• TASK ITEM:
Where the string "Personen" occurs in a line of the data below, that line should be copied.

============================================================

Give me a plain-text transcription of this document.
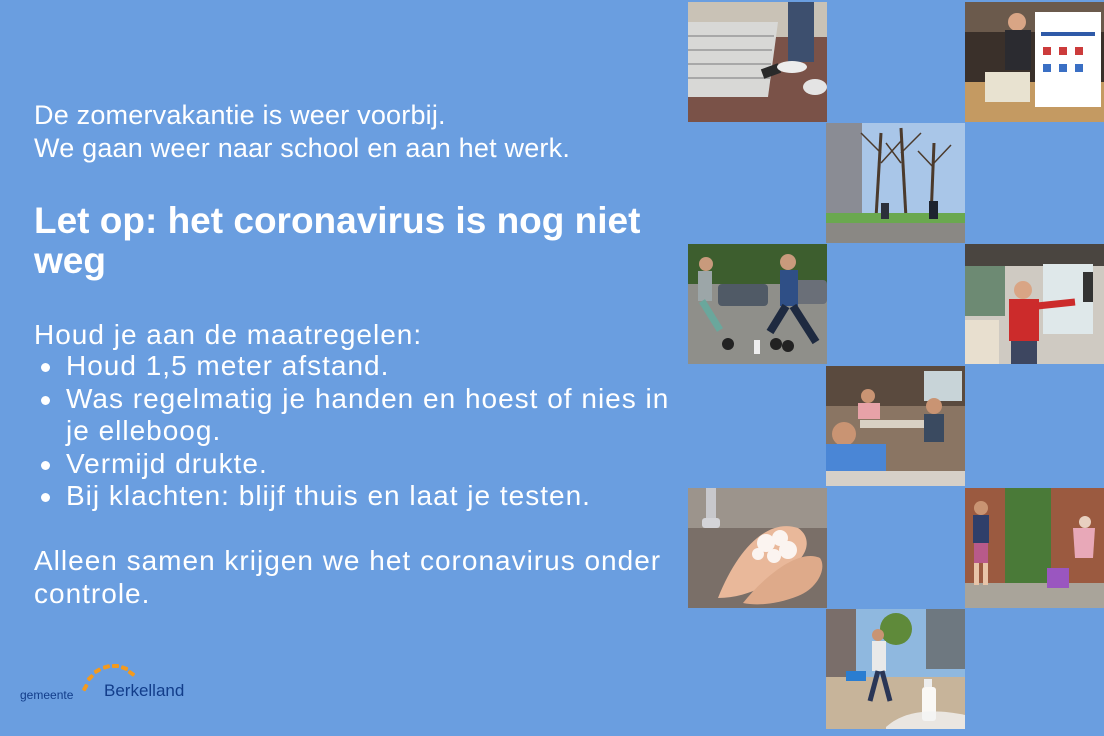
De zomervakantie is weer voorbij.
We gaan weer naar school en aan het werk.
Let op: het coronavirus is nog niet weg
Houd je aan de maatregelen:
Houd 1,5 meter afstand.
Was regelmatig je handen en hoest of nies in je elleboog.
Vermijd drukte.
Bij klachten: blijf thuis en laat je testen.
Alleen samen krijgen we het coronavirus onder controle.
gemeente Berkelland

============================================================

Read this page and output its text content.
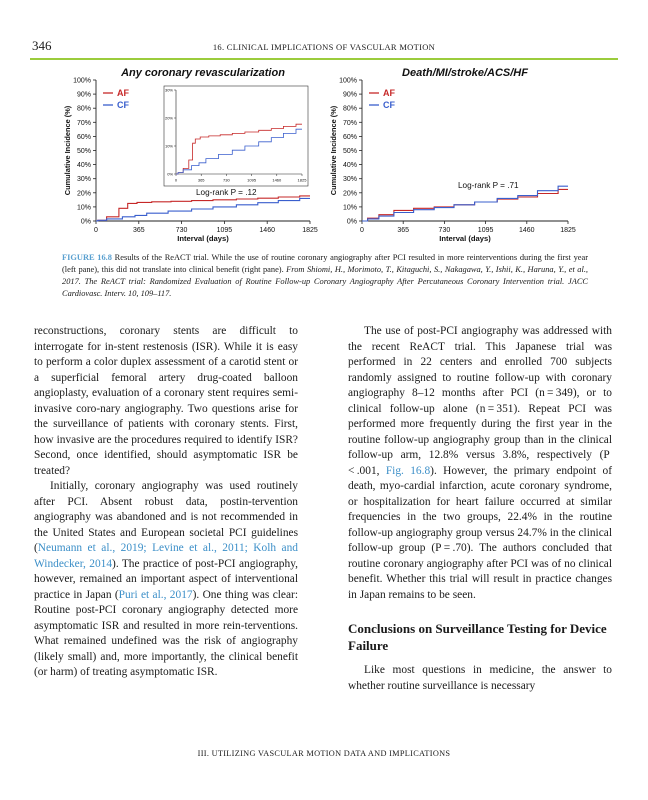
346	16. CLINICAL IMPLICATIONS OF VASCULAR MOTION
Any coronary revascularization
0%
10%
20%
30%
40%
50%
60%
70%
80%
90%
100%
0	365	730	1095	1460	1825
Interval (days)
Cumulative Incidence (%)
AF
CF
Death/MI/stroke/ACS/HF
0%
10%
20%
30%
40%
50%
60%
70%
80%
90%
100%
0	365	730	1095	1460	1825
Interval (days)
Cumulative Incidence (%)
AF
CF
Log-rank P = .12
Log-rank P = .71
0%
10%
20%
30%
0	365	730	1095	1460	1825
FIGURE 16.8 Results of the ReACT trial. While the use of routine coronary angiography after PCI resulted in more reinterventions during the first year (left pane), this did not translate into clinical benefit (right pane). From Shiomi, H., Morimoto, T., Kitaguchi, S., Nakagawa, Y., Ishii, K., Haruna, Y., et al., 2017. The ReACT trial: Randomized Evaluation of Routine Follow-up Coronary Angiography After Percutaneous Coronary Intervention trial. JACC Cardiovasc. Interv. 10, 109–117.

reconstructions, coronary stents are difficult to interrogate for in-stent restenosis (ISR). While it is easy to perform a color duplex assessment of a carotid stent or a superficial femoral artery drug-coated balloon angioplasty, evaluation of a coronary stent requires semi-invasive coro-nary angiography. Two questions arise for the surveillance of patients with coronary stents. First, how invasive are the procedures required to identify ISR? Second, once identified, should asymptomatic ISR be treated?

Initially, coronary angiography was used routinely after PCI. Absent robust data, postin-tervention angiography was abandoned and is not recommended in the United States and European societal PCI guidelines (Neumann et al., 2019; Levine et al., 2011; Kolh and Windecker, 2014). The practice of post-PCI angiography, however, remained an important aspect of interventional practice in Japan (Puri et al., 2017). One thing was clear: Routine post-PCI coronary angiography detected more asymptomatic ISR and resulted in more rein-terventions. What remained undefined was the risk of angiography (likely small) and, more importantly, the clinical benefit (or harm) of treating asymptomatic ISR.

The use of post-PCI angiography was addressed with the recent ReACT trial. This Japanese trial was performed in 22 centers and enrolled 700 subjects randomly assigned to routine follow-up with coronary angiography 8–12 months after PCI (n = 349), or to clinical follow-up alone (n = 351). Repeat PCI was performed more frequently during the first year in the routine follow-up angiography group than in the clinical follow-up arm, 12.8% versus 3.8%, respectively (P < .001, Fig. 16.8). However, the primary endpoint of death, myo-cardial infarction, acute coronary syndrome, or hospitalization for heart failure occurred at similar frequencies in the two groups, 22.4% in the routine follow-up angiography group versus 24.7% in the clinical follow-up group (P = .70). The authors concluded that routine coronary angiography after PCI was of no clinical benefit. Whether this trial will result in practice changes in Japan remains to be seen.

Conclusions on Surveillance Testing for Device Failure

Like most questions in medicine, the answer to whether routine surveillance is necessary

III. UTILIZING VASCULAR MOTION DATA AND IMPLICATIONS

============================================================

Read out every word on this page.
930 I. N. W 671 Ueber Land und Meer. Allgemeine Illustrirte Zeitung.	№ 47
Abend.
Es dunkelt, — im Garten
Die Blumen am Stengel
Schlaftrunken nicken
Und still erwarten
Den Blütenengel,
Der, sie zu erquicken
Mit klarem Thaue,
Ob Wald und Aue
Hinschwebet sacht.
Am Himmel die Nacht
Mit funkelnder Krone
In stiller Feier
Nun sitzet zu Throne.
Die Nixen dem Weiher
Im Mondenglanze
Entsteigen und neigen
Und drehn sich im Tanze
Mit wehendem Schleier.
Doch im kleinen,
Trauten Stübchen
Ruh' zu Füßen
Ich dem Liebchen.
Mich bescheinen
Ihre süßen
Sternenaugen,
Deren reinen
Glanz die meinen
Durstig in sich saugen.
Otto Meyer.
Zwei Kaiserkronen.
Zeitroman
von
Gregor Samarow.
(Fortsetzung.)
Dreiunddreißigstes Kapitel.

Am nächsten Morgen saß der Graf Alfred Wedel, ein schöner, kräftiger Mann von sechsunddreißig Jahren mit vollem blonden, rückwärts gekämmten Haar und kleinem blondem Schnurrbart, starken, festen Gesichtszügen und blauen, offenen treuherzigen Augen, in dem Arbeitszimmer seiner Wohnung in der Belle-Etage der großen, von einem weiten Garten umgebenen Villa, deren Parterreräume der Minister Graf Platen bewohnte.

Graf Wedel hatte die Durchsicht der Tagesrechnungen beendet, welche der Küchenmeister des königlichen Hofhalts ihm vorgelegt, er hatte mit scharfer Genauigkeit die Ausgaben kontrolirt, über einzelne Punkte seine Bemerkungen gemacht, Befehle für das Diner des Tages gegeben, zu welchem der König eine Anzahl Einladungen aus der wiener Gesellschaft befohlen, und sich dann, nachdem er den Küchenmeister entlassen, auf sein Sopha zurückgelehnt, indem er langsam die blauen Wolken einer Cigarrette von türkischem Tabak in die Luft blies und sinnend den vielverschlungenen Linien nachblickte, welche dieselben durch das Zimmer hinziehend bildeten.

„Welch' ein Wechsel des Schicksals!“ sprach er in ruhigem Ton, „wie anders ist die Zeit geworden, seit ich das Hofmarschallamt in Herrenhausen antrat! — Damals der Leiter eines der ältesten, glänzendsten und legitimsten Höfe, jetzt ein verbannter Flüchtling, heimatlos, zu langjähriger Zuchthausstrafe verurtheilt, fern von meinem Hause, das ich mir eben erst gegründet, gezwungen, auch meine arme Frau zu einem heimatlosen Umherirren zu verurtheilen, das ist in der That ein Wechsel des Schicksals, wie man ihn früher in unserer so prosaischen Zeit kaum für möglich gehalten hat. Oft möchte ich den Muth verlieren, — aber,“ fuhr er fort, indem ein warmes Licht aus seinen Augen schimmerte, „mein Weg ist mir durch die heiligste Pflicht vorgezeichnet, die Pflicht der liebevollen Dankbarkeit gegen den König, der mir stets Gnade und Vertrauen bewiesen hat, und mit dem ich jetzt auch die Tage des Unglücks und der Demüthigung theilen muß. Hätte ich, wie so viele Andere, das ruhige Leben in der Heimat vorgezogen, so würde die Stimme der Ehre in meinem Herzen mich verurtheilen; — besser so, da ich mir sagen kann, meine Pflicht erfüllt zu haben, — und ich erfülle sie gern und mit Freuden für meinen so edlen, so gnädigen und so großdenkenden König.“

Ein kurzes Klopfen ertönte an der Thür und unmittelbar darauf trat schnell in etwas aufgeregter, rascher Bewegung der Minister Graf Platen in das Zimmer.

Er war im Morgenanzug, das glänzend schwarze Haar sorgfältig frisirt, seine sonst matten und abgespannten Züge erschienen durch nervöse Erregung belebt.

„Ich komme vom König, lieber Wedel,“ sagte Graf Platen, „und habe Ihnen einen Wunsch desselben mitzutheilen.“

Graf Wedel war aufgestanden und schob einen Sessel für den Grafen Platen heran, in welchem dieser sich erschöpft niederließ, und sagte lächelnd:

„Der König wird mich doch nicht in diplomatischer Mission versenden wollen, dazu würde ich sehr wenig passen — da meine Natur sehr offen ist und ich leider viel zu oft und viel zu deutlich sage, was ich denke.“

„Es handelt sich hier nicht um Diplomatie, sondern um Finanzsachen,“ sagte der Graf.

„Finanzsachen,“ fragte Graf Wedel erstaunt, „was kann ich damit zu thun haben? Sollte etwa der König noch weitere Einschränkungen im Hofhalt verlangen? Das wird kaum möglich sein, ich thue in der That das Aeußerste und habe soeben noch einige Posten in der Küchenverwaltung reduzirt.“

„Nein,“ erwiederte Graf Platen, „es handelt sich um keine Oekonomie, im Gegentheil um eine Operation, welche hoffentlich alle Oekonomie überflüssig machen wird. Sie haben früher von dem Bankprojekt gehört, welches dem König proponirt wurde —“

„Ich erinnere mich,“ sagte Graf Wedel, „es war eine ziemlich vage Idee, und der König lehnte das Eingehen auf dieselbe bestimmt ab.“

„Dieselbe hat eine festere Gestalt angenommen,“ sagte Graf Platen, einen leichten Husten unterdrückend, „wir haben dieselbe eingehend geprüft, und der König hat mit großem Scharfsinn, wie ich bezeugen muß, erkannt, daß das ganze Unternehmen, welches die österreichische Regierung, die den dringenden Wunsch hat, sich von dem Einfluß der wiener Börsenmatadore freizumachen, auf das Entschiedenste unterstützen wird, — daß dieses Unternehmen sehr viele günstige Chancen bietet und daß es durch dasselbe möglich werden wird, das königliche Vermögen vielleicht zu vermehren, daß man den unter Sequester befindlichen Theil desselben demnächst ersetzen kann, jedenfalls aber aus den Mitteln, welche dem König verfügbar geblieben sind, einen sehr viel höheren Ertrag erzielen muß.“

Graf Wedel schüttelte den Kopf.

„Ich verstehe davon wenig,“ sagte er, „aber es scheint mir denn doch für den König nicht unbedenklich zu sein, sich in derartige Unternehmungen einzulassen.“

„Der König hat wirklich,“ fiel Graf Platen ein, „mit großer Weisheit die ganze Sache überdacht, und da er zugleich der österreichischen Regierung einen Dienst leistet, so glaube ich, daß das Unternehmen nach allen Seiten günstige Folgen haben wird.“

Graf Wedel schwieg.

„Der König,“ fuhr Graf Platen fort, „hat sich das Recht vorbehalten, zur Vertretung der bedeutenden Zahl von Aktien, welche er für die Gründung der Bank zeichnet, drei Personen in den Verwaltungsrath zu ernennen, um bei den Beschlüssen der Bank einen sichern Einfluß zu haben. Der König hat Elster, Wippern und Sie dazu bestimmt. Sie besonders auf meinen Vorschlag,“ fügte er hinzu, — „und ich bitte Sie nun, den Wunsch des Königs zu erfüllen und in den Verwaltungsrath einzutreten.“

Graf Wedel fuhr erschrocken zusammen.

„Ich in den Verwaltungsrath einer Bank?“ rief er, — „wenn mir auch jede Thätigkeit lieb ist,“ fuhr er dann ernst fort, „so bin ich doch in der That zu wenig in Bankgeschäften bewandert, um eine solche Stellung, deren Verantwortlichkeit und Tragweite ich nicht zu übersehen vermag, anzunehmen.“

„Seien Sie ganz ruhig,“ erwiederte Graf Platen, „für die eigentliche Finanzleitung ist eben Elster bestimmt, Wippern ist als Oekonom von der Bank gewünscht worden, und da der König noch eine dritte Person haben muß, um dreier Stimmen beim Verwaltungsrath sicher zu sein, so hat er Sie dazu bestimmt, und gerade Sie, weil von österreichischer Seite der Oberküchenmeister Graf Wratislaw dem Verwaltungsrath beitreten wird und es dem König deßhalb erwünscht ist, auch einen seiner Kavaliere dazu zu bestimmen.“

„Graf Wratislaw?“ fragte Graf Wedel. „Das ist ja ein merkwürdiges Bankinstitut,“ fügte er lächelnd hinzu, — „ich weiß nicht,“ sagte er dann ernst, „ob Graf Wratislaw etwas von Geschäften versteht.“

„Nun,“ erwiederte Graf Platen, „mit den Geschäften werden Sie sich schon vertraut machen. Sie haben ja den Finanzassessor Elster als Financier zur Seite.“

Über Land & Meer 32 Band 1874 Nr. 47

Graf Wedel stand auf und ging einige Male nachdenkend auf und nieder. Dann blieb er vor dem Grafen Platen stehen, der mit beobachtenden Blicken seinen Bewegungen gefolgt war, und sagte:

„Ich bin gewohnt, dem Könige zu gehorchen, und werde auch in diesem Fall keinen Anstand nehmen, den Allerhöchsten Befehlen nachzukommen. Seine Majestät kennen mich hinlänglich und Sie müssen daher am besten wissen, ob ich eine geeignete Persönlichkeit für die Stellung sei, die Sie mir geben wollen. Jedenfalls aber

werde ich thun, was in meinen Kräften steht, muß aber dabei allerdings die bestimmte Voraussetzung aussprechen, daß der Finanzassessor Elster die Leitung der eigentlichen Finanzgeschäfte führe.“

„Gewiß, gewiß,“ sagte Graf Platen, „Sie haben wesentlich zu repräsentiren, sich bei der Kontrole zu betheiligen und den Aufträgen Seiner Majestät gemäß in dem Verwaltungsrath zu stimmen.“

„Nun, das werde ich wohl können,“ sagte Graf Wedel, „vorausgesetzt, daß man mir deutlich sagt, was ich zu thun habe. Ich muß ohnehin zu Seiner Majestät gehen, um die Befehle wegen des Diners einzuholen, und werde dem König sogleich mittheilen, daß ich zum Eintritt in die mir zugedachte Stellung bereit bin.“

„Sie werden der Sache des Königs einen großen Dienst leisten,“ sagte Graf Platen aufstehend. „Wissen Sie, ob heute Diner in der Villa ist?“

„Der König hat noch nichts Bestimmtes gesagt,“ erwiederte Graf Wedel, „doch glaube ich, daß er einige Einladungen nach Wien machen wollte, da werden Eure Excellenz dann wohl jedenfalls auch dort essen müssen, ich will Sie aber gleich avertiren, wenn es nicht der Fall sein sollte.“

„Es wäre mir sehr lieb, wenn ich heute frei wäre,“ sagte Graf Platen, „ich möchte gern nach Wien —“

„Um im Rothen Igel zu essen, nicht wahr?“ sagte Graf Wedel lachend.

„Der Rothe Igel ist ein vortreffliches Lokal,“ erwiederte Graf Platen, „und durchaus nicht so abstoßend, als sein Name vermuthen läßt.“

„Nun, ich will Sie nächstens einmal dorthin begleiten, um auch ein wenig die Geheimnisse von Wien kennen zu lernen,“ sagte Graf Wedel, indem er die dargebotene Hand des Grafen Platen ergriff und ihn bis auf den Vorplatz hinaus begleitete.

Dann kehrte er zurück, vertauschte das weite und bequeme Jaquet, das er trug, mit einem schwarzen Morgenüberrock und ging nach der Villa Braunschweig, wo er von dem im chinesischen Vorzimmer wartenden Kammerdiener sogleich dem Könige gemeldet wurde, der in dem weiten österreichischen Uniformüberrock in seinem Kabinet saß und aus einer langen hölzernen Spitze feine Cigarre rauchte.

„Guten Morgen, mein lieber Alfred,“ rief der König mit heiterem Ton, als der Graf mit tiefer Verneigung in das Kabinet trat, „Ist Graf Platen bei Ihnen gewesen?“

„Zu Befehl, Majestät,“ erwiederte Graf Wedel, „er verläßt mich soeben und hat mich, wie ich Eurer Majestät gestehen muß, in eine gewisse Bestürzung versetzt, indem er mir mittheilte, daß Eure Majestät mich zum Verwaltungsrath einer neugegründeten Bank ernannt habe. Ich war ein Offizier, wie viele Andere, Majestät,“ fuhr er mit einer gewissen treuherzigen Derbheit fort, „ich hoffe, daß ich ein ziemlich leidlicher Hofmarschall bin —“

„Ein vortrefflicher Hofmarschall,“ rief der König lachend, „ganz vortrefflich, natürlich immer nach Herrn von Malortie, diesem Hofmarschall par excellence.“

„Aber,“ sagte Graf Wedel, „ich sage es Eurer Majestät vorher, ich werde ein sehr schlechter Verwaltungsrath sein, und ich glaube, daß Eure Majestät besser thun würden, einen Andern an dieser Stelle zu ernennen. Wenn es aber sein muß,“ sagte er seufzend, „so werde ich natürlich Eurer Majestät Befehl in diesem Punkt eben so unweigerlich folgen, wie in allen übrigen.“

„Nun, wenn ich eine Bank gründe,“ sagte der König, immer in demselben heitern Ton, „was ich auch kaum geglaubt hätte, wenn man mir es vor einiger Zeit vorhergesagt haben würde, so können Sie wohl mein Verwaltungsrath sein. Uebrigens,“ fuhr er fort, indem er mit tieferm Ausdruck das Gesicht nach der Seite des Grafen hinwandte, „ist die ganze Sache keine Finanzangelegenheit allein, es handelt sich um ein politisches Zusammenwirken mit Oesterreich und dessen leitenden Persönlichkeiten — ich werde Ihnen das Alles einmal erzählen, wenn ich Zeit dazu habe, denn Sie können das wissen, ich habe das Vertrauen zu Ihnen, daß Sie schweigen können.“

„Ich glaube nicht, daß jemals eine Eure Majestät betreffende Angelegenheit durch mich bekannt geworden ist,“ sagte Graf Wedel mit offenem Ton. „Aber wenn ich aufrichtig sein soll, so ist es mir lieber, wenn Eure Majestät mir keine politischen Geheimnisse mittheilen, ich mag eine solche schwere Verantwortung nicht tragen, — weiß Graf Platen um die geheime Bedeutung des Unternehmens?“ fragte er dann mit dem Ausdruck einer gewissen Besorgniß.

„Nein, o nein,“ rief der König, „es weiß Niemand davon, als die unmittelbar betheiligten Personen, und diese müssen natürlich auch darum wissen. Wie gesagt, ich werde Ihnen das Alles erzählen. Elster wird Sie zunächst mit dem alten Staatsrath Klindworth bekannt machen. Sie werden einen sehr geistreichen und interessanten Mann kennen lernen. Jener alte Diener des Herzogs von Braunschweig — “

============================================================

• ANSWER BOX:
„Der König,“ fuhr Graf Platen fort, „hat sich das Recht vorbehalten, zur Vertretung der bedeutenden Zahl von Aktien, welche er für die Gründung der Bank zeichnet, drei Personen in den Verwaltungsrath zu ernennen, um bei den Beschlüssen der Bank einen sichern Einfluß zu haben. Der König hat Elster, Wippern und Sie dazu bestimmt. Sie besonders auf meinen Vorschlag,“ fügte er hinzu, — „und ich bitte Sie nun, den Wunsch des Königs zu erfüllen und in den Verwaltungsrath einzutreten.“
„Nein, o nein,“ rief der König, „es weiß Niemand davon, als die unmittelbar betheiligten Personen, und diese müssen natürlich auch darum wissen. Wie gesagt, ich werde Ihnen das Alles erzählen. Elster wird Sie zunächst mit dem alten Staatsrath Klindworth bekannt machen. Sie werden einen sehr geistreichen und interessanten Mann kennen lernen. Jener alte Diener des Herzogs von Braunschweig — “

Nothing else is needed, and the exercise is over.